■ **The input**:
--
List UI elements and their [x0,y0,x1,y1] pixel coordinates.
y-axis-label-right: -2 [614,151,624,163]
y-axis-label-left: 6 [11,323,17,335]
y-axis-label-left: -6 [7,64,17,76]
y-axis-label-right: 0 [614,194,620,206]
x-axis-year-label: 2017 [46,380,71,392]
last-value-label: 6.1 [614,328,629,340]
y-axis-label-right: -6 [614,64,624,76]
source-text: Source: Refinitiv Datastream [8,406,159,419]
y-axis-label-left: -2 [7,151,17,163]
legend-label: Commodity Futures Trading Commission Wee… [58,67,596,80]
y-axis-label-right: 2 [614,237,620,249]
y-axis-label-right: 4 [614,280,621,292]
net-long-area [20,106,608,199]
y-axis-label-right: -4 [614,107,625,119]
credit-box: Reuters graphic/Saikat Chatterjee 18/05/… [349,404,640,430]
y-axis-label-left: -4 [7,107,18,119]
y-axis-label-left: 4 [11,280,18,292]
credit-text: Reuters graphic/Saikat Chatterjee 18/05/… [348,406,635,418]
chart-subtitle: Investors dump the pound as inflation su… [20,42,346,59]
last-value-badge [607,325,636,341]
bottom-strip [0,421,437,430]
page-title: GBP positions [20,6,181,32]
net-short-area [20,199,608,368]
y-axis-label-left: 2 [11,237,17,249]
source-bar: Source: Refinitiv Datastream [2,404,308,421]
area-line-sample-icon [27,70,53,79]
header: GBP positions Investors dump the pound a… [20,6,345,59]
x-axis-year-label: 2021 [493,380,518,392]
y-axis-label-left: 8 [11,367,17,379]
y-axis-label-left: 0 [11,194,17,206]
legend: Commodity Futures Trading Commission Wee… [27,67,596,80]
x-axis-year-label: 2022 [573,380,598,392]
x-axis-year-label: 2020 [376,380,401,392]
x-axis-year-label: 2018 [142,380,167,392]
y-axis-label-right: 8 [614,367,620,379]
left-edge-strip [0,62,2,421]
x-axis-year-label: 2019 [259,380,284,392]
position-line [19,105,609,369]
--
■ **Job**: Please arrange every line of the rows above as a Markdown table with two columns, No. for the line number and Text for the line itself, leaving out any blank lines.

■ **Answer below**:
| No. | Text |
|---|---|
| 1 | List UI elements and their [x0,y0,x1,y1] pixel coordinates. |
| 2 | y-axis-label-right: -2 [614,151,624,163] |
| 3 | y-axis-label-left: 6 [11,323,17,335] |
| 4 | y-axis-label-left: -6 [7,64,17,76] |
| 5 | y-axis-label-right: 0 [614,194,620,206] |
| 6 | x-axis-year-label: 2017 [46,380,71,392] |
| 7 | last-value-label: 6.1 [614,328,629,340] |
| 8 | y-axis-label-right: -6 [614,64,624,76] |
| 9 | source-text: Source: Refinitiv Datastream [8,406,159,419] |
| 10 | y-axis-label-left: -2 [7,151,17,163] |
| 11 | legend-label: Commodity Futures Trading Commission Wee… [58,67,596,80] |
| 12 | y-axis-label-right: 2 [614,237,620,249] |
| 13 | y-axis-label-right: 4 [614,280,621,292] |
| 14 | net-long-area [20,106,608,199] |
| 15 | y-axis-label-right: -4 [614,107,625,119] |
| 16 | credit-box: Reuters graphic/Saikat Chatterjee 18/05/… [349,404,640,430] |
| 17 | y-axis-label-left: -4 [7,107,18,119] |
| 18 | y-axis-label-left: 4 [11,280,18,292] |
| 19 | credit-text: Reuters graphic/Saikat Chatterjee 18/05/… [348,406,635,418] |
| 20 | chart-subtitle: Investors dump the pound as inflation su… [20,42,346,59] |
| 21 | last-value-badge [607,325,636,341] |
| 22 | bottom-strip [0,421,437,430] |
| 23 | page-title: GBP positions [20,6,181,32] |
| 24 | net-short-area [20,199,608,368] |
| 25 | y-axis-label-left: 2 [11,237,17,249] |
| 26 | source-bar: Source: Refinitiv Datastream [2,404,308,421] |
| 27 | area-line-sample-icon [27,70,53,79] |
| 28 | header: GBP positions Investors dump the pound a… [20,6,345,59] |
| 29 | x-axis-year-label: 2021 [493,380,518,392] |
| 30 | y-axis-label-left: 8 [11,367,17,379] |
| 31 | y-axis-label-left: 0 [11,194,17,206] |
| 32 | legend: Commodity Futures Trading Commission Wee… [27,67,596,80] |
| 33 | x-axis-year-label: 2022 [573,380,598,392] |
| 34 | x-axis-year-label: 2020 [376,380,401,392] |
| 35 | x-axis-year-label: 2018 [142,380,167,392] |
| 36 | y-axis-label-right: 8 [614,367,620,379] |
| 37 | left-edge-strip [0,62,2,421] |
| 38 | x-axis-year-label: 2019 [259,380,284,392] |
| 39 | position-line [19,105,609,369] |